**Stated exercise**:
Every line that contains the word "time" should be copied out.

**Rows**:
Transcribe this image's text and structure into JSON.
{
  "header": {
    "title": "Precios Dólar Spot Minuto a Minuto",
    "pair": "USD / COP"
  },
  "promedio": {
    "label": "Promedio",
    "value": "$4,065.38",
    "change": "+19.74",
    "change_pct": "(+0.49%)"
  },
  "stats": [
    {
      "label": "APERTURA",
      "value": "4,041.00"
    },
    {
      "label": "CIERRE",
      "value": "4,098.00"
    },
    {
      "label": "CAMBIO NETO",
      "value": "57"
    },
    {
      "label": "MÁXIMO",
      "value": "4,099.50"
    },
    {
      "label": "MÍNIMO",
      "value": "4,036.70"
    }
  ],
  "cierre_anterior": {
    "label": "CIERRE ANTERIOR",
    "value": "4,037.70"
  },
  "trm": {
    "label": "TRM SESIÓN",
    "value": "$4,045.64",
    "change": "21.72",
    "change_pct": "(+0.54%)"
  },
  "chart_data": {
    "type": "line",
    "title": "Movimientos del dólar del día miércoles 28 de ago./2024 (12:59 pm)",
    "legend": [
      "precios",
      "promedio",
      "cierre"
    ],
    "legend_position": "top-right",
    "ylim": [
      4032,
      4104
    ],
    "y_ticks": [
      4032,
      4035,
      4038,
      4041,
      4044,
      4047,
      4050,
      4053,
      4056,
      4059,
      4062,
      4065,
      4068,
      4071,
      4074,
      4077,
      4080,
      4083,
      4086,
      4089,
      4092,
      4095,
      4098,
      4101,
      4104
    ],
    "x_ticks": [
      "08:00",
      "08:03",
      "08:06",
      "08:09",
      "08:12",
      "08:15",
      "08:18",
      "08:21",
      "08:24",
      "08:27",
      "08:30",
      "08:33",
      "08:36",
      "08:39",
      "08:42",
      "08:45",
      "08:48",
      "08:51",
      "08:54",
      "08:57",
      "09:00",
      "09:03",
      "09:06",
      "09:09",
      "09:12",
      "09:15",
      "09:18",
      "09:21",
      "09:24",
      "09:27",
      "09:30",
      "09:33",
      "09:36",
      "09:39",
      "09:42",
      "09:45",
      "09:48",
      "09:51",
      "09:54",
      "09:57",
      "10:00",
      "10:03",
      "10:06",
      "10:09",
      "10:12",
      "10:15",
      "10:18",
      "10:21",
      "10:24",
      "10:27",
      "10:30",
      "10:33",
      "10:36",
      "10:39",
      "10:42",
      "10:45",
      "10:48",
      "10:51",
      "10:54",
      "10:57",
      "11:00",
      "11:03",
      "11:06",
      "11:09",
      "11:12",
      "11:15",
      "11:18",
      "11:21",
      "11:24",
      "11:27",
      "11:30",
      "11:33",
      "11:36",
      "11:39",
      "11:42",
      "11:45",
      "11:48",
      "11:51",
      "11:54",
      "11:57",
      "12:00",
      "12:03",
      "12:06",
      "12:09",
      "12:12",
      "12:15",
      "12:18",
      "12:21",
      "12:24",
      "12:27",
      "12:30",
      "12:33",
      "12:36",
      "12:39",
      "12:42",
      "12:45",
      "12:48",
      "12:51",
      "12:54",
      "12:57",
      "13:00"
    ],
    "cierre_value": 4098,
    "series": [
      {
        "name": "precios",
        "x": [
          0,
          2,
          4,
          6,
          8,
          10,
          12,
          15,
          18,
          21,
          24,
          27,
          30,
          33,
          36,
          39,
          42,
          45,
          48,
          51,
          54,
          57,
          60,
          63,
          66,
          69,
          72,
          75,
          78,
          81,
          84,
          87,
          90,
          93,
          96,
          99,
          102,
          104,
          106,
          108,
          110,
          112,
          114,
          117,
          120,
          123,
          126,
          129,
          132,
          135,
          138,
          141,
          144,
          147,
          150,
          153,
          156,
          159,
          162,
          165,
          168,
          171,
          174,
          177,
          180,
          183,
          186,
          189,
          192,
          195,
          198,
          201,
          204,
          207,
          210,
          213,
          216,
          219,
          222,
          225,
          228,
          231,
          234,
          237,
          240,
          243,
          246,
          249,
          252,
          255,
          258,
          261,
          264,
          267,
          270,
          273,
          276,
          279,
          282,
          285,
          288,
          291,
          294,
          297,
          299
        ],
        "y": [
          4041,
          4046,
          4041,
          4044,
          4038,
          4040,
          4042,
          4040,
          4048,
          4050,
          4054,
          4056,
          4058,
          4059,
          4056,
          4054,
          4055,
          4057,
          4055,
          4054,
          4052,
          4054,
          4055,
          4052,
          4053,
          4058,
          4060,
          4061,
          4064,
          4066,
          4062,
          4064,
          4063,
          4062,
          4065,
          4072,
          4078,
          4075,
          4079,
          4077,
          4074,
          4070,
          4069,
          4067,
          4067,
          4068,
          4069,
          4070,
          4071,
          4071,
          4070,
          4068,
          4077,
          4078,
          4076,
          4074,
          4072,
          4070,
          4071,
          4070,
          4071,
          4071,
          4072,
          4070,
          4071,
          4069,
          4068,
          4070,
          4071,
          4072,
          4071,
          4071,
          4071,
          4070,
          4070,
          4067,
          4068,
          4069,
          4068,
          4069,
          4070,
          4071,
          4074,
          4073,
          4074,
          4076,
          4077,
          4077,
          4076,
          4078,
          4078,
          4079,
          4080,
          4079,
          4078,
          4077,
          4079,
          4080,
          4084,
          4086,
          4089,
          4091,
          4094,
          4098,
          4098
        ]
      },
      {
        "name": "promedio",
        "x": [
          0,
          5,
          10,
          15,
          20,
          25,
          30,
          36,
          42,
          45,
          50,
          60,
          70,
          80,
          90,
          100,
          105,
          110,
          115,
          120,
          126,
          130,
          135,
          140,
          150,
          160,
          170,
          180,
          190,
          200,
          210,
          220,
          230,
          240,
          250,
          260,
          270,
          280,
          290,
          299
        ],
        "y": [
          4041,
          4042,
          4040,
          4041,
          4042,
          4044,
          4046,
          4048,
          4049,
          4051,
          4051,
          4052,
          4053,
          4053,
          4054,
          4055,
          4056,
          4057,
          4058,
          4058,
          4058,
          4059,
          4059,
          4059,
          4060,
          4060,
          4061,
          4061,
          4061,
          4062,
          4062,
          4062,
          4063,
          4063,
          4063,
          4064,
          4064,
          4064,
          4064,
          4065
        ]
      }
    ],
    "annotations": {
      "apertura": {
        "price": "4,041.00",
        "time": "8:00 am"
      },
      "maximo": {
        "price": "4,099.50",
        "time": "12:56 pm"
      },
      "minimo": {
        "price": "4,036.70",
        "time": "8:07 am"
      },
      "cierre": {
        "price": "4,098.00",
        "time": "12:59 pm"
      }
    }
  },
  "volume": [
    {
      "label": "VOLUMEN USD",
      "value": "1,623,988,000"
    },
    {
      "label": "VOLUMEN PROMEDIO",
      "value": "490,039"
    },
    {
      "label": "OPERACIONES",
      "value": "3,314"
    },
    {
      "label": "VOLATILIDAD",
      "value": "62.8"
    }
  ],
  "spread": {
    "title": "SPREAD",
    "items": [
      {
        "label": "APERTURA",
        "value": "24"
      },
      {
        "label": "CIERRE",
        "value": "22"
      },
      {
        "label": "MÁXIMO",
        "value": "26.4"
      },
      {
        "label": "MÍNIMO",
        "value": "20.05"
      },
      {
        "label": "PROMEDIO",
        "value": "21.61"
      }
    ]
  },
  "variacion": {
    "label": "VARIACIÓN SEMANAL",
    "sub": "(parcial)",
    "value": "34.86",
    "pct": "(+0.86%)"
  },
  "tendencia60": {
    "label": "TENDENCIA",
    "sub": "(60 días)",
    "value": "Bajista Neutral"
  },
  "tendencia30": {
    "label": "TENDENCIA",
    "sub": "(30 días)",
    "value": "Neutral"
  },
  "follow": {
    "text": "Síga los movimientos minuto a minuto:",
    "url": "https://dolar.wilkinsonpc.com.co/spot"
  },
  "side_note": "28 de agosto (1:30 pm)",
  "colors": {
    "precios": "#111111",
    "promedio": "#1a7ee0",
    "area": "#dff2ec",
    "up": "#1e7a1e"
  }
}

**Written reply**:
        "time": "8:00 am"
        "time": "12:56 pm"
        "time": "8:07 am"
        "time": "12:59 pm"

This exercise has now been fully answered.